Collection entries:
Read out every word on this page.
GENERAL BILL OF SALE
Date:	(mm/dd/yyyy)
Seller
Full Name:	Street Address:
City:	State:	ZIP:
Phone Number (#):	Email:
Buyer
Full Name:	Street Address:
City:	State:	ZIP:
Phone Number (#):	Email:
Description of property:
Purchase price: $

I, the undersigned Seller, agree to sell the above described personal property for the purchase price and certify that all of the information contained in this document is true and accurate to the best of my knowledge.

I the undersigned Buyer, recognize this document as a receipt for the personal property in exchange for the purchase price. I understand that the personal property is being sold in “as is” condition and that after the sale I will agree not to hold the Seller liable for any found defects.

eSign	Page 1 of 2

◆ **THE TASK**
Extract all of the data above and output it character for character.

◆ **FINISHED TASK**
Read out every word on this page.
GENERAL BILL OF SALE
Date:	(mm/dd/yyyy)
Seller
Full Name:	Street Address:
City:	State:	ZIP:
Phone Number (#):	Email:
Buyer
Full Name:	Street Address:
City:	State:	ZIP:
Phone Number (#):	Email:
Description of property:
Purchase price: $

I, the undersigned Seller, agree to sell the above described personal property for the purchase price and certify that all of the information contained in this document is true and accurate to the best of my knowledge.

I the undersigned Buyer, recognize this document as a receipt for the personal property in exchange for the purchase price. I understand that the personal property is being sold in “as is” condition and that after the sale I will agree not to hold the Seller liable for any found defects.

eSign	Page 1 of 2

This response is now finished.